## start
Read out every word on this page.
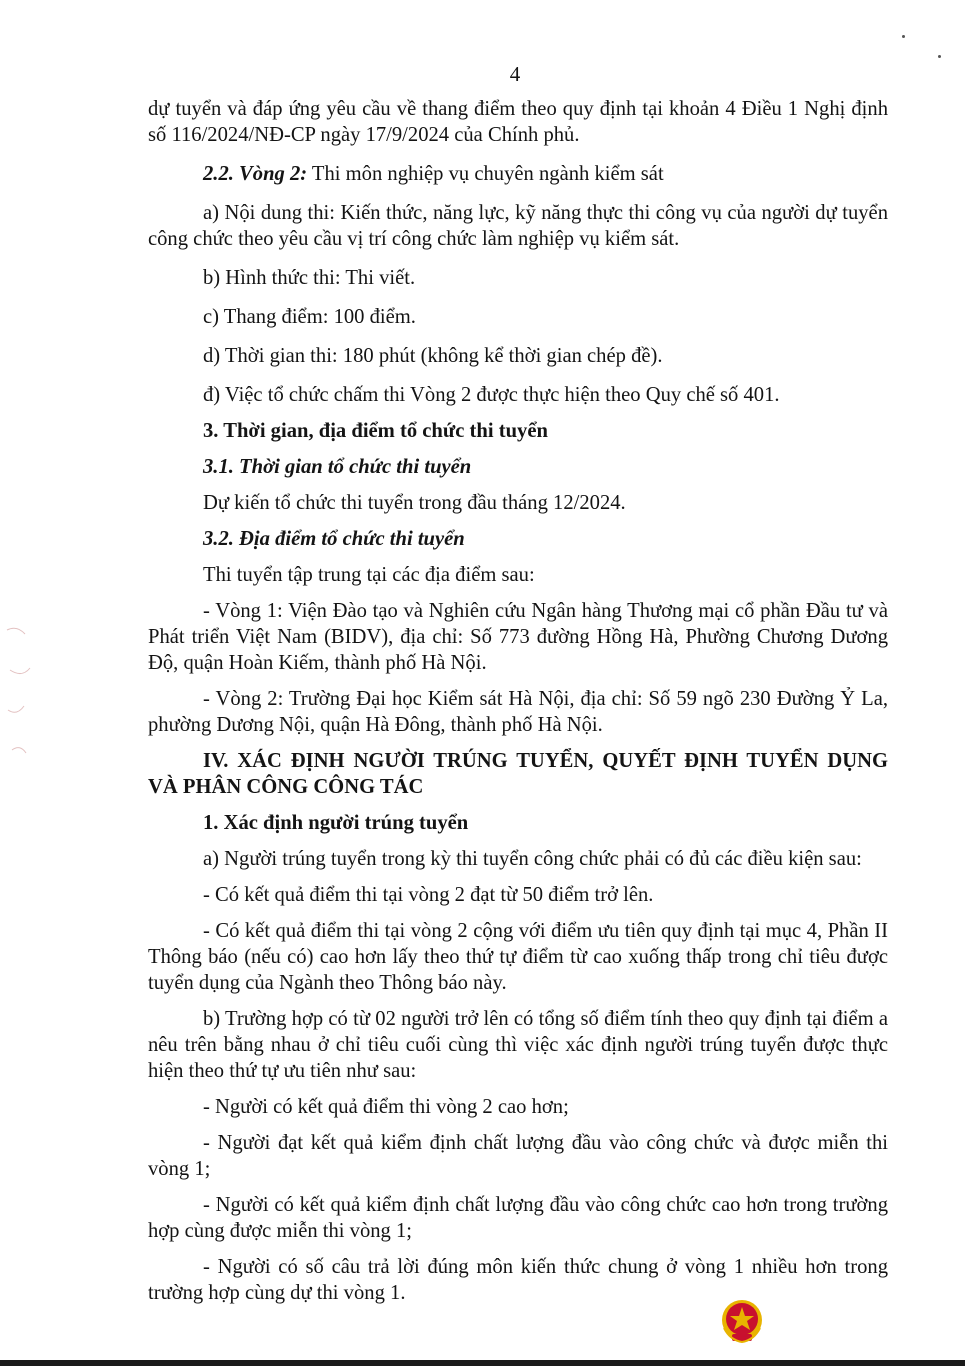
4

dự tuyển và đáp ứng yêu cầu về thang điểm theo quy định tại khoản 4 Điều 1 Nghị định số 116/2024/NĐ-CP ngày 17/9/2024 của Chính phủ.

2.2. Vòng 2: Thi môn nghiệp vụ chuyên ngành kiểm sát

a) Nội dung thi: Kiến thức, năng lực, kỹ năng thực thi công vụ của người dự tuyển công chức theo yêu cầu vị trí công chức làm nghiệp vụ kiểm sát.

b) Hình thức thi: Thi viết.

c) Thang điểm: 100 điểm.

d) Thời gian thi: 180 phút (không kể thời gian chép đề).

đ) Việc tổ chức chấm thi Vòng 2 được thực hiện theo Quy chế số 401.

3. Thời gian, địa điểm tổ chức thi tuyển

3.1. Thời gian tổ chức thi tuyển

Dự kiến tổ chức thi tuyển trong đầu tháng 12/2024.

3.2. Địa điểm tổ chức thi tuyển

Thi tuyển tập trung tại các địa điểm sau:

- Vòng 1: Viện Đào tạo và Nghiên cứu Ngân hàng Thương mại cổ phần Đầu tư và Phát triển Việt Nam (BIDV), địa chỉ: Số 773 đường Hồng Hà, Phường Chương Dương Độ, quận Hoàn Kiếm, thành phố Hà Nội.

- Vòng 2: Trường Đại học Kiểm sát Hà Nội, địa chỉ: Số 59 ngõ 230 Đường Ỷ La, phường Dương Nội, quận Hà Đông, thành phố Hà Nội.

IV. XÁC ĐỊNH NGƯỜI TRÚNG TUYỂN, QUYẾT ĐỊNH TUYỂN DỤNG VÀ PHÂN CÔNG CÔNG TÁC

1. Xác định người trúng tuyển

a) Người trúng tuyển trong kỳ thi tuyển công chức phải có đủ các điều kiện sau:

- Có kết quả điểm thi tại vòng 2 đạt từ 50 điểm trở lên.

- Có kết quả điểm thi tại vòng 2 cộng với điểm ưu tiên quy định tại mục 4, Phần II Thông báo (nếu có) cao hơn lấy theo thứ tự điểm từ cao xuống thấp trong chỉ tiêu được tuyển dụng của Ngành theo Thông báo này.

b) Trường hợp có từ 02 người trở lên có tổng số điểm tính theo quy định tại điểm a nêu trên bằng nhau ở chỉ tiêu cuối cùng thì việc xác định người trúng tuyển được thực hiện theo thứ tự ưu tiên như sau:

- Người có kết quả điểm thi vòng 2 cao hơn;

- Người đạt kết quả kiểm định chất lượng đầu vào công chức và được miễn thi vòng 1;

- Người có kết quả kiểm định chất lượng đầu vào công chức cao hơn trong trường hợp cùng được miễn thi vòng 1;

- Người có số câu trả lời đúng môn kiến thức chung ở vòng 1 nhiều hơn trong trường hợp cùng dự thi vòng 1.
## end
_Task goal_. Find each line in the records holding the string "nghiệp" and show it.

_Written response_.
2.2. Vòng 2: Thi môn nghiệp vụ chuyên ngành kiểm sát
a) Nội dung thi: Kiến thức, năng lực, kỹ năng thực thi công vụ của người dự tuyển công chức theo yêu cầu vị trí công chức làm nghiệp vụ kiểm sát.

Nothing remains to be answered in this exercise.